What needs to be done: How many lines of these entries include the string "future"? State the number alone.

Data provided:
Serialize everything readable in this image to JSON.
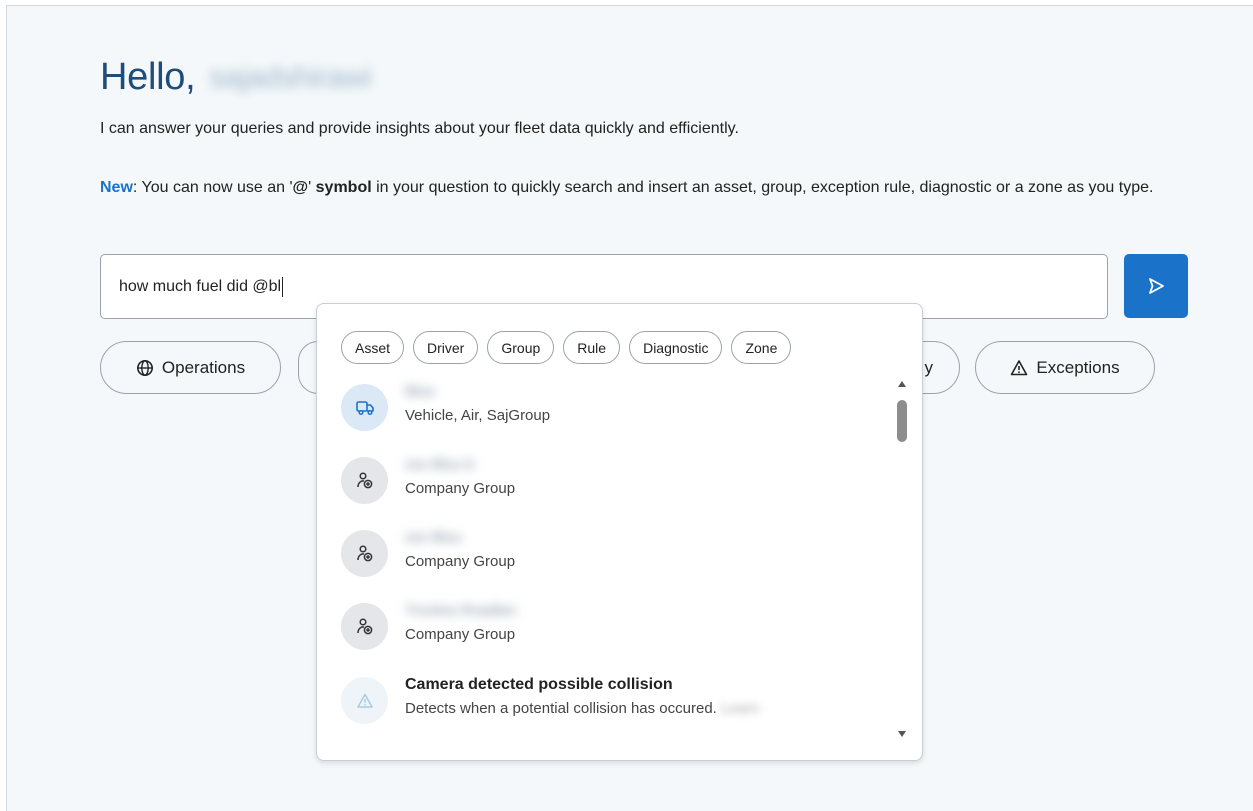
{
  "header": {
    "greeting": "Hello,",
    "user_name": "sajadshirawi"
  },
  "intro": "I can answer your queries and provide insights about your fleet data quickly and efficiently.",
  "new_note": {
    "new_label": "New",
    "part1": ": You can now use an '",
    "symbol": "@",
    "part2": "' ",
    "symbol_word": "symbol",
    "part3": " in your question to quickly search and insert an asset, group, exception rule, diagnostic or a zone as you type."
  },
  "query": {
    "value": "how much fuel did @bl"
  },
  "chips": {
    "operations": "Operations",
    "partial_right": "y",
    "exceptions": "Exceptions"
  },
  "dropdown": {
    "filters": [
      "Asset",
      "Driver",
      "Group",
      "Rule",
      "Diagnostic",
      "Zone"
    ],
    "items": [
      {
        "type": "vehicle",
        "title": "Bluu",
        "subtitle": "Vehicle, Air, SajGroup"
      },
      {
        "type": "group",
        "title": "sss Bluu b",
        "subtitle": "Company Group"
      },
      {
        "type": "group",
        "title": "sss Bluu",
        "subtitle": "Company Group"
      },
      {
        "type": "group",
        "title": "Truckss Roadies",
        "subtitle": "Company Group"
      },
      {
        "type": "rule",
        "title": "Camera detected possible collision",
        "subtitle": "Detects when a potential collision has occured.",
        "subtitle_tail": "Learn"
      }
    ]
  },
  "colors": {
    "accent": "#1a73c8",
    "title": "#1f4d7a",
    "panel_bg": "#f4f8fa"
  }
}
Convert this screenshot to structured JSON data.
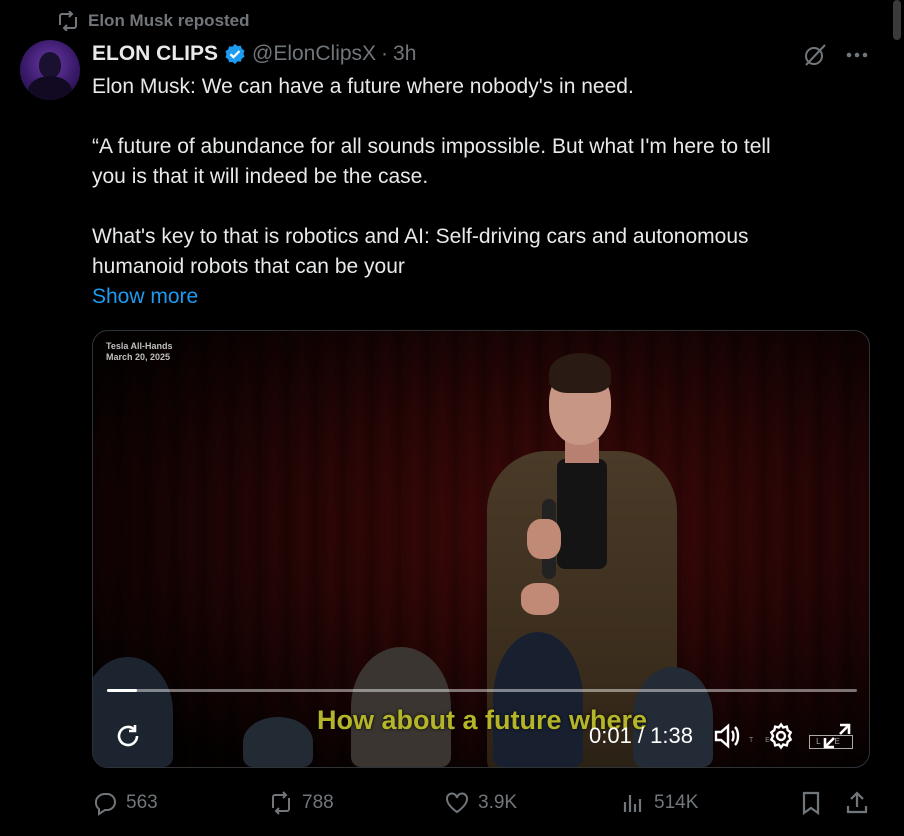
{
  "repost": {
    "label": "Elon Musk reposted",
    "icon": "repost-icon"
  },
  "author": {
    "name": "ELON CLIPS",
    "handle": "@ElonClipsX",
    "separator": "·",
    "time": "3h",
    "verified_color": "#1d9bf0"
  },
  "tweet": {
    "lines": [
      "Elon Musk: We can have a future where nobody's in need.",
      "",
      "“A future of abundance for all sounds impossible. But what I'm here to tell",
      "you is that it will indeed be the case.",
      "",
      "What's key to that is robotics and AI: Self-driving cars and autonomous",
      "humanoid robots that can be your"
    ],
    "show_more": "Show more"
  },
  "video": {
    "overlay_title": "Tesla All-Hands",
    "overlay_date": "March 20, 2025",
    "caption": "How about a future where",
    "time": "0:01 / 1:38",
    "progress": 0.01,
    "caption_color": "#b5b52a"
  },
  "actions": {
    "replies": "563",
    "reposts": "788",
    "likes": "3.9K",
    "views": "514K"
  },
  "colors": {
    "background": "#000000",
    "text": "#e7e9ea",
    "muted": "#71767b",
    "accent": "#1d9bf0"
  }
}
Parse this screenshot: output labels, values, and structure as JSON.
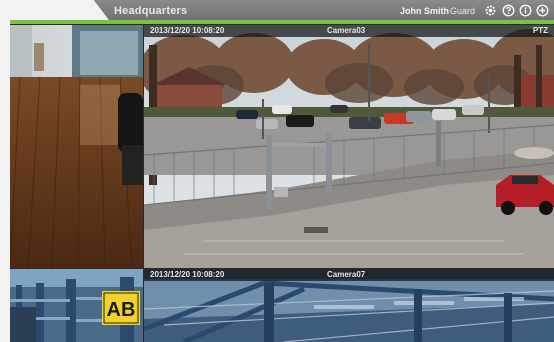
{
  "header": {
    "title": "Headquarters",
    "user_name": "John Smith",
    "user_role": "Guard",
    "icons": [
      "gear-icon",
      "help-icon",
      "info-icon",
      "add-icon"
    ]
  },
  "tiles": {
    "main": {
      "timestamp": "2013/12/20  10:08:20",
      "camera": "Camera03",
      "ptz_label": "PTZ"
    },
    "bottom": {
      "timestamp": "2013/12/20  10:08:20",
      "camera": "Camera07"
    },
    "warehouse_sign": "AB"
  },
  "colors": {
    "accent": "#7cc242",
    "header_bg": "#7a7a7a",
    "overlay": "#1a1a1a"
  }
}
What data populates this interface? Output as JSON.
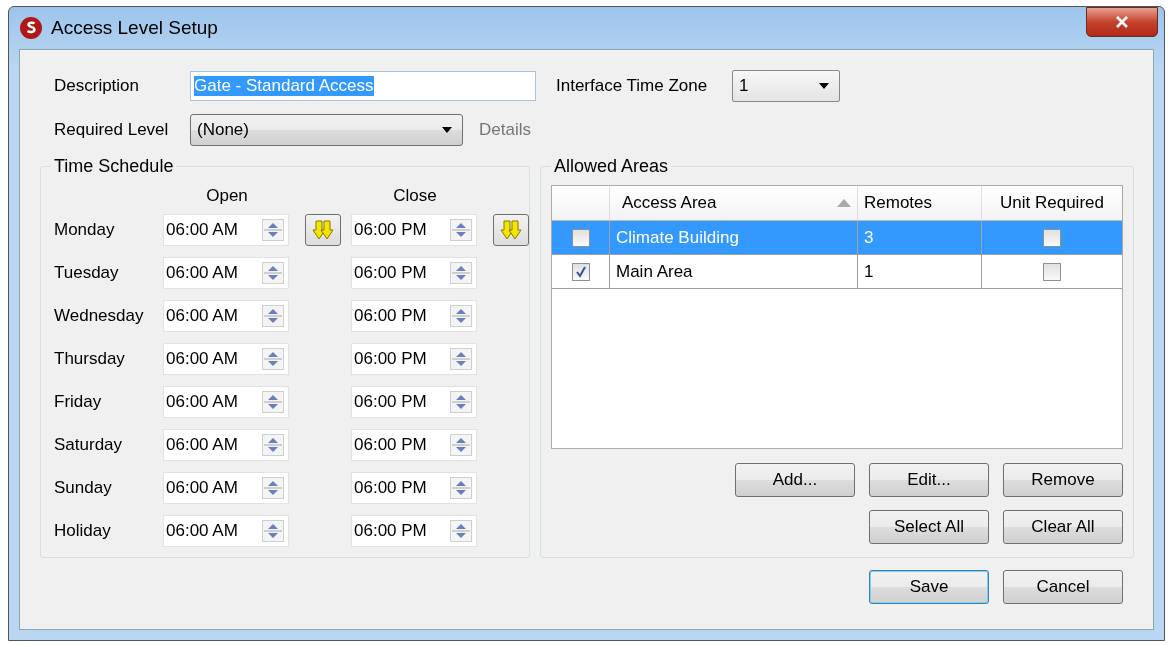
{
  "window": {
    "title": "Access Level Setup"
  },
  "description": {
    "label": "Description",
    "value": "Gate - Standard Access",
    "text_selected": true
  },
  "interface_time_zone": {
    "label": "Interface Time Zone",
    "value": "1"
  },
  "required_level": {
    "label": "Required Level",
    "value": "(None)",
    "details_link": "Details"
  },
  "time_schedule": {
    "title": "Time Schedule",
    "open_heading": "Open",
    "close_heading": "Close",
    "rows": [
      {
        "day": "Monday",
        "open": "06:00 AM",
        "close": "06:00 PM",
        "fill_down": true
      },
      {
        "day": "Tuesday",
        "open": "06:00 AM",
        "close": "06:00 PM",
        "fill_down": false
      },
      {
        "day": "Wednesday",
        "open": "06:00 AM",
        "close": "06:00 PM",
        "fill_down": false
      },
      {
        "day": "Thursday",
        "open": "06:00 AM",
        "close": "06:00 PM",
        "fill_down": false
      },
      {
        "day": "Friday",
        "open": "06:00 AM",
        "close": "06:00 PM",
        "fill_down": false
      },
      {
        "day": "Saturday",
        "open": "06:00 AM",
        "close": "06:00 PM",
        "fill_down": false
      },
      {
        "day": "Sunday",
        "open": "06:00 AM",
        "close": "06:00 PM",
        "fill_down": false
      },
      {
        "day": "Holiday",
        "open": "06:00 AM",
        "close": "06:00 PM",
        "fill_down": false
      }
    ]
  },
  "allowed_areas": {
    "title": "Allowed Areas",
    "columns": [
      "Access Area",
      "Remotes",
      "Unit Required"
    ],
    "rows": [
      {
        "checked": false,
        "area": "Climate Building",
        "remotes": "3",
        "unit_required": false,
        "selected": true
      },
      {
        "checked": true,
        "area": "Main Area",
        "remotes": "1",
        "unit_required": false,
        "selected": false
      }
    ],
    "buttons": [
      [
        "Add...",
        "Edit...",
        "Remove"
      ],
      [
        "Select All",
        "Clear All"
      ]
    ]
  },
  "footer_buttons": [
    {
      "label": "Save",
      "default": true
    },
    {
      "label": "Cancel",
      "default": false
    }
  ]
}
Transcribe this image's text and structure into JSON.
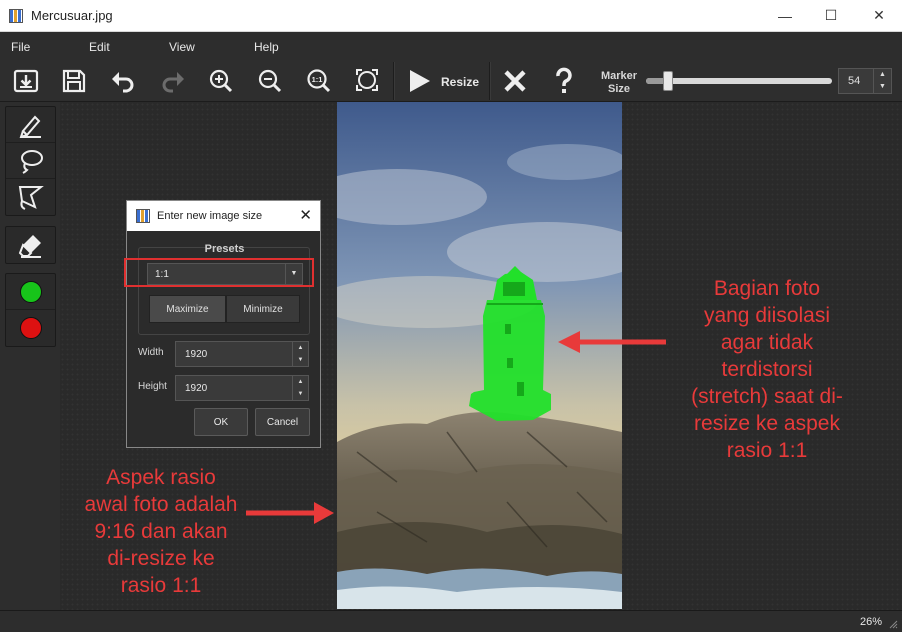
{
  "window": {
    "title": "Mercusuar.jpg",
    "minimize_glyph": "—",
    "maximize_glyph": "☐",
    "close_glyph": "✕"
  },
  "menu": [
    "File",
    "Edit",
    "View",
    "Help"
  ],
  "toolbar": {
    "icons": [
      "open-icon",
      "save-icon",
      "undo-icon",
      "redo-icon",
      "zoom-in-icon",
      "zoom-out-icon",
      "zoom-1-1-icon",
      "fit-screen-icon"
    ],
    "zoom_1_1_label": "1:1",
    "resize_label": "Resize",
    "marker_size_label": "Marker Size",
    "marker_size_value": "54",
    "marker_slider_fraction": 0.12,
    "spin_up_glyph": "▲",
    "spin_down_glyph": "▼"
  },
  "tools": {
    "selection": [
      "brush-icon",
      "lasso-icon",
      "polygon-lasso-icon"
    ],
    "eraser": "eraser-icon",
    "colors": [
      {
        "name": "keep-color",
        "color": "#17c41a"
      },
      {
        "name": "remove-color",
        "color": "#dd1111"
      }
    ]
  },
  "dialog": {
    "title": "Enter new image size",
    "close_glyph": "✕",
    "presets_label": "Presets",
    "preset_value": "1:1",
    "dropdown_glyph": "▼",
    "maximize_label": "Maximize",
    "minimize_label": "Minimize",
    "width_label": "Width",
    "width_value": "1920",
    "height_label": "Height",
    "height_value": "1920",
    "spin_up_glyph": "▲",
    "spin_down_glyph": "▼",
    "ok_label": "OK",
    "cancel_label": "Cancel"
  },
  "annotations": {
    "left_note_lines": [
      "Aspek rasio",
      "awal foto adalah",
      "9:16 dan akan",
      "di-resize ke",
      "rasio 1:1"
    ],
    "right_note_lines": [
      "Bagian foto",
      "yang diisolasi",
      "agar tidak",
      "terdistorsi",
      "(stretch) saat di-",
      "resize ke aspek",
      "rasio 1:1"
    ],
    "accent_color": "#e83a3a"
  },
  "status": {
    "zoom": "26%"
  }
}
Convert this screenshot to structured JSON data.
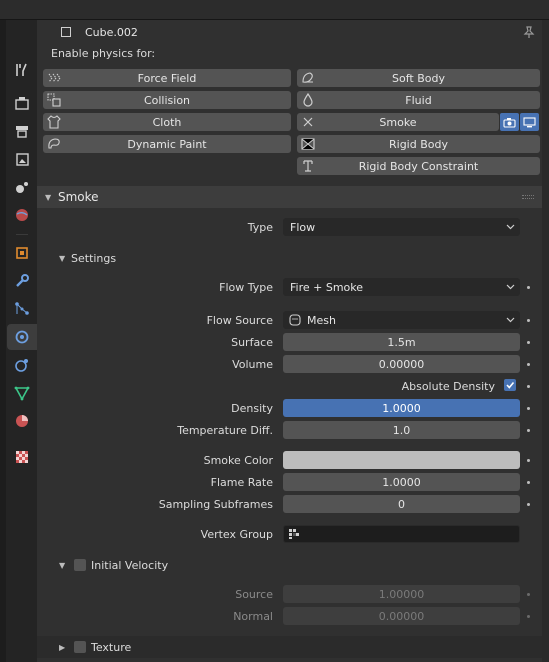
{
  "header": {
    "object_name": "Cube.002"
  },
  "physics": {
    "enable_label": "Enable physics for:",
    "buttons": {
      "force_field": "Force Field",
      "soft_body": "Soft Body",
      "collision": "Collision",
      "fluid": "Fluid",
      "cloth": "Cloth",
      "smoke": "Smoke",
      "dynamic_paint": "Dynamic Paint",
      "rigid_body": "Rigid Body",
      "rigid_body_constraint": "Rigid Body Constraint"
    }
  },
  "smoke_panel": {
    "title": "Smoke",
    "type_label": "Type",
    "type_value": "Flow",
    "settings": {
      "title": "Settings",
      "flow_type_label": "Flow Type",
      "flow_type_value": "Fire + Smoke",
      "flow_source_label": "Flow Source",
      "flow_source_value": "Mesh",
      "surface_label": "Surface",
      "surface_value": "1.5m",
      "volume_label": "Volume",
      "volume_value": "0.00000",
      "absolute_density_label": "Absolute Density",
      "absolute_density_checked": true,
      "density_label": "Density",
      "density_value": "1.0000",
      "temperature_label": "Temperature Diff.",
      "temperature_value": "1.0",
      "smoke_color_label": "Smoke Color",
      "smoke_color_value": "#bdbdbd",
      "flame_rate_label": "Flame Rate",
      "flame_rate_value": "1.0000",
      "subframes_label": "Sampling Subframes",
      "subframes_value": "0",
      "vertex_group_label": "Vertex Group"
    },
    "initial_velocity": {
      "title": "Initial Velocity",
      "checked": false,
      "source_label": "Source",
      "source_value": "1.00000",
      "normal_label": "Normal",
      "normal_value": "0.00000"
    },
    "texture": {
      "title": "Texture",
      "checked": false
    }
  },
  "colors": {
    "accent": "#4772b3",
    "panel": "#303030",
    "button": "#545454"
  }
}
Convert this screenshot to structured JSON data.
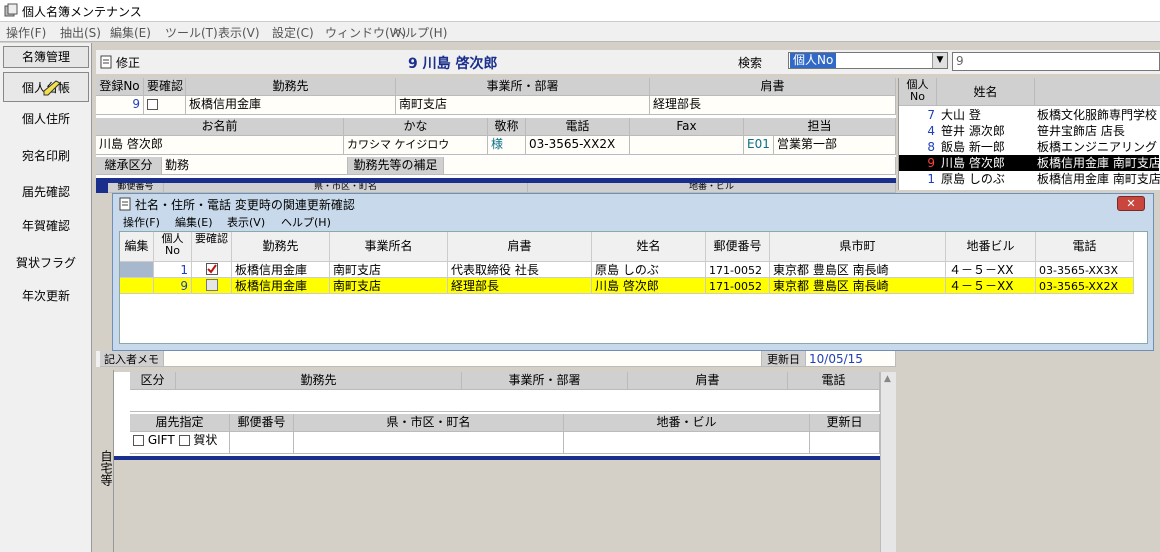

Written answer: 3